- [WHAT NEEDS TO BE DONE]
Select from the data all lines with the word "JSON".

[Data items]

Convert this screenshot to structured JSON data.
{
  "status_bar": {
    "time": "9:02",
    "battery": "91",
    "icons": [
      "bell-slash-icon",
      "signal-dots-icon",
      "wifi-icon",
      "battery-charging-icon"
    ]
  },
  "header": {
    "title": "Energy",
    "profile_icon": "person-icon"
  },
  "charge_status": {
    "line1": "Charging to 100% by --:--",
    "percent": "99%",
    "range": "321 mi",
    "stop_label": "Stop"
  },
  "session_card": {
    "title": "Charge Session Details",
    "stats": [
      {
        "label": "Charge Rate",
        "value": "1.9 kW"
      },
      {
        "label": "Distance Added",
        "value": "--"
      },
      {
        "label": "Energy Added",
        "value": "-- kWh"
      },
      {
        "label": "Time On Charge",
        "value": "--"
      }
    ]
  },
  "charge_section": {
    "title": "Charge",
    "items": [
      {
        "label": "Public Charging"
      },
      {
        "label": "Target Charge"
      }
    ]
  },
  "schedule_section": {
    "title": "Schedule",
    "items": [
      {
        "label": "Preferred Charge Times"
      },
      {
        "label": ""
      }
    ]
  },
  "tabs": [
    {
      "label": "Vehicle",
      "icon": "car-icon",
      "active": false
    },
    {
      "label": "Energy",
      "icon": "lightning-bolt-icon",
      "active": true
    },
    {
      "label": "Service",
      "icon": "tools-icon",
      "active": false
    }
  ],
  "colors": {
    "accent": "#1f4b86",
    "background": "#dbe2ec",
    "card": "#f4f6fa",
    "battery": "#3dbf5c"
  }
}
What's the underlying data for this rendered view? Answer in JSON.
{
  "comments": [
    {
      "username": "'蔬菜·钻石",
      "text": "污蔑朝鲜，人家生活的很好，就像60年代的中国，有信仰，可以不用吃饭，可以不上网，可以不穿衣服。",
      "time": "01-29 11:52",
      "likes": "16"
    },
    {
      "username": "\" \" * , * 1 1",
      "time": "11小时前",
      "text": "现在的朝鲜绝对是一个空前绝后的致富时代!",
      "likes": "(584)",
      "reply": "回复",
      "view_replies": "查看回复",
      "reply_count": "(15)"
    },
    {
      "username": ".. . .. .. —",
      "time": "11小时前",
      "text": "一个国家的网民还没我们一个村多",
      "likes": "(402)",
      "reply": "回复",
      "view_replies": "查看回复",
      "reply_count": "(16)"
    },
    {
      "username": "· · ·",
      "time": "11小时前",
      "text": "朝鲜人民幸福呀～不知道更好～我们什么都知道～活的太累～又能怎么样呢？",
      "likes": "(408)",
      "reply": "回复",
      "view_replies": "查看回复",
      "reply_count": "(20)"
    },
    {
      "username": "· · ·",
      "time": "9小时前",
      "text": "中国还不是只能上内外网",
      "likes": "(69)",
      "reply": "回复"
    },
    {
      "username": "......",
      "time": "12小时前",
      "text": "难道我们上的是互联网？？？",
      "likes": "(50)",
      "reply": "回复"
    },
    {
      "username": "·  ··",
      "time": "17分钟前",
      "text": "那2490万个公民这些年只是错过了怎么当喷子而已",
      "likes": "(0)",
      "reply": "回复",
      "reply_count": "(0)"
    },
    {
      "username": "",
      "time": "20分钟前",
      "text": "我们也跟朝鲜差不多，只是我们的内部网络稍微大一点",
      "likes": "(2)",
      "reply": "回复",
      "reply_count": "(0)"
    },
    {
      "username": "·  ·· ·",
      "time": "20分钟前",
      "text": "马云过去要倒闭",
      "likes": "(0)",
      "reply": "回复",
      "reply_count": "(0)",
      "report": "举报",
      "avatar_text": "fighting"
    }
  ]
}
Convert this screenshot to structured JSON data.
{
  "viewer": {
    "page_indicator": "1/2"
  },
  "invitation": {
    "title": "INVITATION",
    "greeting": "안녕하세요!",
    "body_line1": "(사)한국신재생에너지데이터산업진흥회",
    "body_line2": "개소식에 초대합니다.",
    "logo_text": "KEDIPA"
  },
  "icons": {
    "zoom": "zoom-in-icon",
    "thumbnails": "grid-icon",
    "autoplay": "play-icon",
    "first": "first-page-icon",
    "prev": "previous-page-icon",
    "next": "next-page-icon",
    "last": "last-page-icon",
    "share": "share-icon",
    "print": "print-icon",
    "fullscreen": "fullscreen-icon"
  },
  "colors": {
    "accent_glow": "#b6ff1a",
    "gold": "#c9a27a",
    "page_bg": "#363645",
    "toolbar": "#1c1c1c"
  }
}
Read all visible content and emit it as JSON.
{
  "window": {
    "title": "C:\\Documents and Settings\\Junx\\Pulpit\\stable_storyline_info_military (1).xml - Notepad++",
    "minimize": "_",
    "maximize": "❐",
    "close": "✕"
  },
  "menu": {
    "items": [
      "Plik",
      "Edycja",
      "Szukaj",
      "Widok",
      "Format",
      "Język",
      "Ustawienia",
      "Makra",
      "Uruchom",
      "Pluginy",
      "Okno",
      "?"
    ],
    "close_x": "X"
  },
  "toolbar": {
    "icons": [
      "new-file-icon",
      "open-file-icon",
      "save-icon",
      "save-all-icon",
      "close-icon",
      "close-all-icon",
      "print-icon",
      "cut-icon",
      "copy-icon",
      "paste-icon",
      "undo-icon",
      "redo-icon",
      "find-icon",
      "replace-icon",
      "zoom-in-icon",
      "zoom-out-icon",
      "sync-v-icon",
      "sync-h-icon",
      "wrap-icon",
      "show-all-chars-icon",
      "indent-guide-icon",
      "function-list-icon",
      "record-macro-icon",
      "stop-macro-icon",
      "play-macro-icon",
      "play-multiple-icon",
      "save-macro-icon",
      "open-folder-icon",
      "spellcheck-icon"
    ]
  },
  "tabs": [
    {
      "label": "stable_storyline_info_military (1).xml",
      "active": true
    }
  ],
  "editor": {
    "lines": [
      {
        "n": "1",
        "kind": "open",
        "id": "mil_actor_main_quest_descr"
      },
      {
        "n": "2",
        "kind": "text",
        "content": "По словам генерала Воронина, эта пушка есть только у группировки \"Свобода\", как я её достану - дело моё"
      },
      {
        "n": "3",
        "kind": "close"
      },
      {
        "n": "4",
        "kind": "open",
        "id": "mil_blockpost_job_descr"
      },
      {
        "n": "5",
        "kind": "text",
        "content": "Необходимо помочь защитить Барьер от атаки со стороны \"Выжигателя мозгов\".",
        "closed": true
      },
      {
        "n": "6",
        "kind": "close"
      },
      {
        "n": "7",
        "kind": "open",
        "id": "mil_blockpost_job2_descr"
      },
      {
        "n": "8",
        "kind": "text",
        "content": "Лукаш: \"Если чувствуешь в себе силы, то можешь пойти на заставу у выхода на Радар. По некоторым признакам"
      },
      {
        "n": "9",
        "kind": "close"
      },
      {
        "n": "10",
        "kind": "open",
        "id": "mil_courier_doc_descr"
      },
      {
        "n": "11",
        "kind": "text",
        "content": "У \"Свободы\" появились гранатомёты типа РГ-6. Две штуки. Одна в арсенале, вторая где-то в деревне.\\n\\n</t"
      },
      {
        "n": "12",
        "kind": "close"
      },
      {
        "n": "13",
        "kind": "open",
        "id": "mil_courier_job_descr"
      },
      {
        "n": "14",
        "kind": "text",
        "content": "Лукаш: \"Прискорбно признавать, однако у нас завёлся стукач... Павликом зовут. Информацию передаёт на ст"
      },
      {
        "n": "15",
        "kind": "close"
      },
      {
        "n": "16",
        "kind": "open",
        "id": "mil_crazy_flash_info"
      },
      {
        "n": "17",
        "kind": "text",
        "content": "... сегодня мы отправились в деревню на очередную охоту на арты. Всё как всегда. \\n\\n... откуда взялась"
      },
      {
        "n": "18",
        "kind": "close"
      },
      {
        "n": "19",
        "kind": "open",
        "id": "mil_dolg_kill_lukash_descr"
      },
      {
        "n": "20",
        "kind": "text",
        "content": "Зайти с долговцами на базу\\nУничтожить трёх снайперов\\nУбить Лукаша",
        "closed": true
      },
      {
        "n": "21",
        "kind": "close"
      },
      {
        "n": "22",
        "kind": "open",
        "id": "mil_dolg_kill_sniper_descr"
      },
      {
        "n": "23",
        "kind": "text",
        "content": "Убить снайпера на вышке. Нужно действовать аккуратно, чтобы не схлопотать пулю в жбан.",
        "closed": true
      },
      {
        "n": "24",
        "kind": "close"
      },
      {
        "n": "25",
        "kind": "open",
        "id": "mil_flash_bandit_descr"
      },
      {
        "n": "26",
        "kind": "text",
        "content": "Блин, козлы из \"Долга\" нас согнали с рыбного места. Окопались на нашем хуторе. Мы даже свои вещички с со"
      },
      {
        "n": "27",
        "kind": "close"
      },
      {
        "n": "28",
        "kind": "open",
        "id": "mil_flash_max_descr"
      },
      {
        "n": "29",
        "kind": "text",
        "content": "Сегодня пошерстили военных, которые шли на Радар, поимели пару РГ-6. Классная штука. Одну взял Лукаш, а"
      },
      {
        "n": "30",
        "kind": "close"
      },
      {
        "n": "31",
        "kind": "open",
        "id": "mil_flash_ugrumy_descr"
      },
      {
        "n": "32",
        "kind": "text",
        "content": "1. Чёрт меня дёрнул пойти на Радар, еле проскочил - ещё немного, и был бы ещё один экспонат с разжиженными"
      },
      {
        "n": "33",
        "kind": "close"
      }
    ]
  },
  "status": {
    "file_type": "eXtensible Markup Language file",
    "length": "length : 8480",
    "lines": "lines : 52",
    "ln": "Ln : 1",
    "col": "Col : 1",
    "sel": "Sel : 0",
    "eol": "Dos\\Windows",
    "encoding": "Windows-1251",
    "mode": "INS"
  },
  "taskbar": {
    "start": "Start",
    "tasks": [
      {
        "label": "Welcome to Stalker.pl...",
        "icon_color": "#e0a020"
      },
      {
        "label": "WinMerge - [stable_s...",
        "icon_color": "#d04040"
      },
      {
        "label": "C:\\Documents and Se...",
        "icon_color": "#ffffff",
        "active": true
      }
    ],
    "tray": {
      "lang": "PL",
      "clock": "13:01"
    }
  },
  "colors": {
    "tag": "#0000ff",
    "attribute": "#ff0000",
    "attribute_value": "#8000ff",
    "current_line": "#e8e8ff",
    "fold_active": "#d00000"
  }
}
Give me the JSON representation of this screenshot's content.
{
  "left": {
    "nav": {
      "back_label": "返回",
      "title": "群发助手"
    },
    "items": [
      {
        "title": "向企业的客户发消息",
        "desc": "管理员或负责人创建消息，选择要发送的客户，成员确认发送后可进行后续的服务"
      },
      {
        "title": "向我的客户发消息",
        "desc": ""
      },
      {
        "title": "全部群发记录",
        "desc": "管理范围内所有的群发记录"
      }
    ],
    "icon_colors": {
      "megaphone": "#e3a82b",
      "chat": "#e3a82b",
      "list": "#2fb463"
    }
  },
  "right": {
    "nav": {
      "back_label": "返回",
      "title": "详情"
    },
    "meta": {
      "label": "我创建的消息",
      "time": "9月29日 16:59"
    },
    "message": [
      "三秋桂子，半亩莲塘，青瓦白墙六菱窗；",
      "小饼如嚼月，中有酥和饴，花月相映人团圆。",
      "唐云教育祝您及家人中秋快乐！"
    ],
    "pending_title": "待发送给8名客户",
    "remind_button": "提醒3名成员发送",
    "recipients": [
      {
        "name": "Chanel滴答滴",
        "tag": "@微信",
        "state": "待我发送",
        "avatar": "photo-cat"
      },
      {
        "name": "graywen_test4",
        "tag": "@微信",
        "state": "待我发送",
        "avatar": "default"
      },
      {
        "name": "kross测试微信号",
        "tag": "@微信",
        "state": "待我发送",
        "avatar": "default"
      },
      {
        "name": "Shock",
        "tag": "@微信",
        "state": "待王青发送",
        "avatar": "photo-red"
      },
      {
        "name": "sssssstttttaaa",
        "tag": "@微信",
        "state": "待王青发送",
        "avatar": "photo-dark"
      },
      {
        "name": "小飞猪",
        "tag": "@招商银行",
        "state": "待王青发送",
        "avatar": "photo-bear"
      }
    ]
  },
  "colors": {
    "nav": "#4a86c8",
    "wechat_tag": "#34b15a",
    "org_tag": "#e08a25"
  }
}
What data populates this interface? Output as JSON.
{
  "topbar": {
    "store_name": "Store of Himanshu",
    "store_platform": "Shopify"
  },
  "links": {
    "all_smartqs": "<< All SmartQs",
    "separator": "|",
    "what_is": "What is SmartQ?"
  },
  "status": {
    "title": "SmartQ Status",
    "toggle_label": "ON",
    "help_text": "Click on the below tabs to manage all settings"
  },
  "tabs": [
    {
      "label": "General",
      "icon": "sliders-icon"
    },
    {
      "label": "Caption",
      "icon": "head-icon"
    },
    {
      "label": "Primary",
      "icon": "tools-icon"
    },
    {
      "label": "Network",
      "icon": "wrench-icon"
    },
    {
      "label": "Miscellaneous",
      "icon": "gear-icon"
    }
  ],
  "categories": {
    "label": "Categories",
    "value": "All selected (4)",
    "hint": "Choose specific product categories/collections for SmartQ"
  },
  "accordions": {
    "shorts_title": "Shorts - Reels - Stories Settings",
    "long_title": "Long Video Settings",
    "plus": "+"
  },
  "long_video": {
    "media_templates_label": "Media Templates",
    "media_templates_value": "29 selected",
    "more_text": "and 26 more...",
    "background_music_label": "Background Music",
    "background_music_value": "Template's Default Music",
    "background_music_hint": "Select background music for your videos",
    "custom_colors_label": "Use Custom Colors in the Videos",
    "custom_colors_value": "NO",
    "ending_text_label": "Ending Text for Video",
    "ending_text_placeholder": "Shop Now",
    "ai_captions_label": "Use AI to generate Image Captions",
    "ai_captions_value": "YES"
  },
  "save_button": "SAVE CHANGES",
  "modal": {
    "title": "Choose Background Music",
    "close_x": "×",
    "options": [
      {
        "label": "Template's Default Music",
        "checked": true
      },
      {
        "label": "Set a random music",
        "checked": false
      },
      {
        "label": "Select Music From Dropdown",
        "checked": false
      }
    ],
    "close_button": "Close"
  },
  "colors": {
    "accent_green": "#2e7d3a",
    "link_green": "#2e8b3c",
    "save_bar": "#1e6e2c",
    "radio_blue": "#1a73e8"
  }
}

- [WRITTEN ANSWER]
Convert this screenshot to structured JSON data.
What's the underlying data for this rendered view? Answer in JSON.
Convert this screenshot to structured JSON data.
Read all visible content and emit it as JSON.
Give me the JSON representation of this screenshot's content.
What data populates this interface? Output as JSON.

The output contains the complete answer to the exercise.